Layout annotation data
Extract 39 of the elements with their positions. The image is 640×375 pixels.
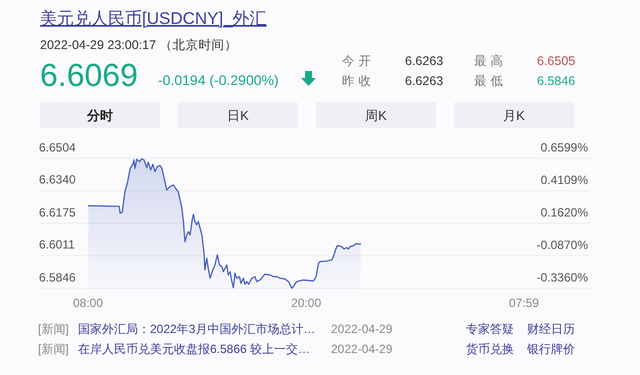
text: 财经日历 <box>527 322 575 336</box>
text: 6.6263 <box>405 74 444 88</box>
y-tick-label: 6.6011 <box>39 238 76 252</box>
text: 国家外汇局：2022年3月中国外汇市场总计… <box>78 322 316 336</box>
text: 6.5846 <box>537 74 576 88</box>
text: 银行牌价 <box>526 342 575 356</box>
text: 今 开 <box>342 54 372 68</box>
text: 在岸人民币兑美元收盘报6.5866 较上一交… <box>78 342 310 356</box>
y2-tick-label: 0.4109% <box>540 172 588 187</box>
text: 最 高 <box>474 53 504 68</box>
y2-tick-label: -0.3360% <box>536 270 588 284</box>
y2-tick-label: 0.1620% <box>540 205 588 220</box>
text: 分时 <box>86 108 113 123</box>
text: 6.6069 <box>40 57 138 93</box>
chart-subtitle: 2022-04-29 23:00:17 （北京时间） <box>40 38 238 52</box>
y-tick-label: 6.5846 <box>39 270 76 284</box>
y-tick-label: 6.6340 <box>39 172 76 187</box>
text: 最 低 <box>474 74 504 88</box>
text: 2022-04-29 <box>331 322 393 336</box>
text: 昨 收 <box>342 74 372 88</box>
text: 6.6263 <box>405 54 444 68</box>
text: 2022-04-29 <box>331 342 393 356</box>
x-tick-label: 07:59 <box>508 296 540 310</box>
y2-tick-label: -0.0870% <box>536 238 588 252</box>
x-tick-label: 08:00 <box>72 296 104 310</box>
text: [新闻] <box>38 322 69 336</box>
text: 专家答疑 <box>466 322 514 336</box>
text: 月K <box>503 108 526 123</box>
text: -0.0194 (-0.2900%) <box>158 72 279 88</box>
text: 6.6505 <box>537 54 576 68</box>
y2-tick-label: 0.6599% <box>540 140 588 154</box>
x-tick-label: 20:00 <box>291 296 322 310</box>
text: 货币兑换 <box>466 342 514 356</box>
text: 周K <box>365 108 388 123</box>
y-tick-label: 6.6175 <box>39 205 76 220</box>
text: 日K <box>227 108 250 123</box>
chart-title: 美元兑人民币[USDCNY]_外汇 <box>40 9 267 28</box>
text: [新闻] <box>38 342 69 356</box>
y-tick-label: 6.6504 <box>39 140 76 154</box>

...

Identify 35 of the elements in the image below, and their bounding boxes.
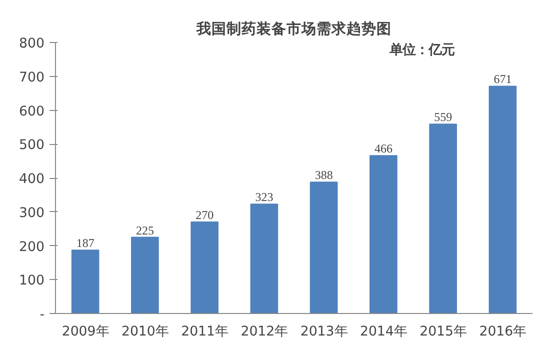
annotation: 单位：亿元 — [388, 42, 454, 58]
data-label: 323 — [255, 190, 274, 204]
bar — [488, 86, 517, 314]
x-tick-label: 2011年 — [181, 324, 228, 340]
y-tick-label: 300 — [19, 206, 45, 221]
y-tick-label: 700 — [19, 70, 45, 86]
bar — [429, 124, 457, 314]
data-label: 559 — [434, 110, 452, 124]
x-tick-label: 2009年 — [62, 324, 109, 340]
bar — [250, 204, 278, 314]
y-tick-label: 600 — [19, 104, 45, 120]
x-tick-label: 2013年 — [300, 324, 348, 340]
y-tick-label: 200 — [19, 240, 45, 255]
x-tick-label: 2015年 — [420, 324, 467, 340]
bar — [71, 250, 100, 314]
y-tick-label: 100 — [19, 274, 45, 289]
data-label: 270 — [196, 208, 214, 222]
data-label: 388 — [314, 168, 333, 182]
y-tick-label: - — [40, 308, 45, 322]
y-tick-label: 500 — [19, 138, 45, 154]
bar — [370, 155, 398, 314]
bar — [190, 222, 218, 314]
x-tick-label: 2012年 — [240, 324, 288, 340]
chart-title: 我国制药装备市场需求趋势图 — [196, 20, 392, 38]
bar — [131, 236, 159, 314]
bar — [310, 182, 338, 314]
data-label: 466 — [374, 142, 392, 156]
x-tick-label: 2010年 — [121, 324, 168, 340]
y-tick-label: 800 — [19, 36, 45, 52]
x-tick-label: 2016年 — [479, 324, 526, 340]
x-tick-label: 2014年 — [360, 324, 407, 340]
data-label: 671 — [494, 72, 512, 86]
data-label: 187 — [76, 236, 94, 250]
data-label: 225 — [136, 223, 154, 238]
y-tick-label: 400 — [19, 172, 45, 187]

---

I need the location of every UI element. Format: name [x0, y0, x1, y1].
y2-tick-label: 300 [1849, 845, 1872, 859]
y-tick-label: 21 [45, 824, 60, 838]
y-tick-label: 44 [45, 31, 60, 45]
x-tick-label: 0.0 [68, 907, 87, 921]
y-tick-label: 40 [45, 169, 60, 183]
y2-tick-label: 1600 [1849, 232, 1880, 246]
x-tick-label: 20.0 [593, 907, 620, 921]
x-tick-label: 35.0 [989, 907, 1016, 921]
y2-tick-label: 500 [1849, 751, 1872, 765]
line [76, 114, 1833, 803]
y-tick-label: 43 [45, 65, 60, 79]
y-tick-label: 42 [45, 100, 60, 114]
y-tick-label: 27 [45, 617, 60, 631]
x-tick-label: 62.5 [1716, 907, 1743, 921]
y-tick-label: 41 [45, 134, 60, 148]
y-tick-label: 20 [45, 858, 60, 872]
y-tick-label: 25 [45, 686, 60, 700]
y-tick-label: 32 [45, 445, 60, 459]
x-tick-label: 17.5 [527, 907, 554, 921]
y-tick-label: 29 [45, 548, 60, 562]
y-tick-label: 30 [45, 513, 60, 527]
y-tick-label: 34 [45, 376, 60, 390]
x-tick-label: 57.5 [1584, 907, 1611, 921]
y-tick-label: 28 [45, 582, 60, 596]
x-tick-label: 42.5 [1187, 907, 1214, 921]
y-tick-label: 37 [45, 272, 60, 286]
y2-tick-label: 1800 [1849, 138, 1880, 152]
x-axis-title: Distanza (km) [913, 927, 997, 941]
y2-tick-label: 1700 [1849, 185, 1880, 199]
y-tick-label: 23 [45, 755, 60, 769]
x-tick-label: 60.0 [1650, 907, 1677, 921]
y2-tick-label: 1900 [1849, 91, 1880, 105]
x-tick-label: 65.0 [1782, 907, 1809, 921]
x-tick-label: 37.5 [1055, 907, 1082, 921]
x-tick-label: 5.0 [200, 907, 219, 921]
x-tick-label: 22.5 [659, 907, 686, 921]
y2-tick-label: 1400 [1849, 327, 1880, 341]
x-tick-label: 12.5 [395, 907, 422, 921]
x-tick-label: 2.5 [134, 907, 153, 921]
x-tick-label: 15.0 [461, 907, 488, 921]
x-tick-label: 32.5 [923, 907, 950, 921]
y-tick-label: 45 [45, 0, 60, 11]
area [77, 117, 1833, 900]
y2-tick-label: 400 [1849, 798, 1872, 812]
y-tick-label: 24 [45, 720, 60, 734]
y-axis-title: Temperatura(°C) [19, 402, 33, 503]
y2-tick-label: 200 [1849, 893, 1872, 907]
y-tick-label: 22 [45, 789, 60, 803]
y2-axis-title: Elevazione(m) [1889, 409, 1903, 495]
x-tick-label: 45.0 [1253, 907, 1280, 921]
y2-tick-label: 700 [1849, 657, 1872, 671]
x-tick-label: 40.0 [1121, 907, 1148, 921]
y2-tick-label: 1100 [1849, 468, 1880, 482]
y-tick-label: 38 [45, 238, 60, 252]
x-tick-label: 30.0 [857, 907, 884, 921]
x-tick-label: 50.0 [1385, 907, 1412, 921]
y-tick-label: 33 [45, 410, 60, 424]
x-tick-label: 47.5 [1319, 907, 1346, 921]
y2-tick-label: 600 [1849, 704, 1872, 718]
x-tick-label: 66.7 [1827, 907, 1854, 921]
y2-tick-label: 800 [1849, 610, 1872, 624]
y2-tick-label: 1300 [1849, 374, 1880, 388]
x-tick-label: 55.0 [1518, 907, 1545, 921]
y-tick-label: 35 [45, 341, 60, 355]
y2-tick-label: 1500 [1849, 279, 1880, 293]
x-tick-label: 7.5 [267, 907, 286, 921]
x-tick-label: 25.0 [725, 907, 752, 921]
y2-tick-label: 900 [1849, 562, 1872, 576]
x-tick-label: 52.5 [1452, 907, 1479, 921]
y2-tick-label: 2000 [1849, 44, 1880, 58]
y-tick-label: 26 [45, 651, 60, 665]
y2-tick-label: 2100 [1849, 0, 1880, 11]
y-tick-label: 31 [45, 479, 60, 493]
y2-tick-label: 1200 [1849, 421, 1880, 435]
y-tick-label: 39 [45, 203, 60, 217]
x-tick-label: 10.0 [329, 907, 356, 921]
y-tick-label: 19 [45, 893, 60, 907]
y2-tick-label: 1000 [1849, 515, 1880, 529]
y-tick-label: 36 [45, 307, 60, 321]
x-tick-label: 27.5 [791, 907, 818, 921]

Aim:
Write out the lines from the line with "I need the location" to the line with "x-tick-label: 32.5 [923, 907, 950, 921]", keeping them identical to the original.

Complete response:
I need the location of every UI element. Format: name [x0, y0, x1, y1].
y2-tick-label: 300 [1849, 845, 1872, 859]
y-tick-label: 21 [45, 824, 60, 838]
y-tick-label: 44 [45, 31, 60, 45]
x-tick-label: 0.0 [68, 907, 87, 921]
y-tick-label: 40 [45, 169, 60, 183]
y2-tick-label: 1600 [1849, 232, 1880, 246]
x-tick-label: 20.0 [593, 907, 620, 921]
x-tick-label: 35.0 [989, 907, 1016, 921]
y2-tick-label: 500 [1849, 751, 1872, 765]
line [76, 114, 1833, 803]
y-tick-label: 43 [45, 65, 60, 79]
y-tick-label: 42 [45, 100, 60, 114]
y-tick-label: 27 [45, 617, 60, 631]
x-tick-label: 62.5 [1716, 907, 1743, 921]
y-tick-label: 41 [45, 134, 60, 148]
y-tick-label: 20 [45, 858, 60, 872]
y-tick-label: 25 [45, 686, 60, 700]
y-tick-label: 32 [45, 445, 60, 459]
x-tick-label: 17.5 [527, 907, 554, 921]
y-tick-label: 29 [45, 548, 60, 562]
y-tick-label: 30 [45, 513, 60, 527]
y-tick-label: 34 [45, 376, 60, 390]
x-tick-label: 57.5 [1584, 907, 1611, 921]
y-tick-label: 28 [45, 582, 60, 596]
x-tick-label: 42.5 [1187, 907, 1214, 921]
y-tick-label: 37 [45, 272, 60, 286]
y2-tick-label: 1800 [1849, 138, 1880, 152]
x-axis-title: Distanza (km) [913, 927, 997, 941]
y2-tick-label: 1700 [1849, 185, 1880, 199]
y-tick-label: 23 [45, 755, 60, 769]
x-tick-label: 60.0 [1650, 907, 1677, 921]
y2-tick-label: 1900 [1849, 91, 1880, 105]
x-tick-label: 65.0 [1782, 907, 1809, 921]
x-tick-label: 37.5 [1055, 907, 1082, 921]
x-tick-label: 5.0 [200, 907, 219, 921]
x-tick-label: 22.5 [659, 907, 686, 921]
y2-tick-label: 1400 [1849, 327, 1880, 341]
x-tick-label: 12.5 [395, 907, 422, 921]
x-tick-label: 2.5 [134, 907, 153, 921]
x-tick-label: 15.0 [461, 907, 488, 921]
x-tick-label: 32.5 [923, 907, 950, 921]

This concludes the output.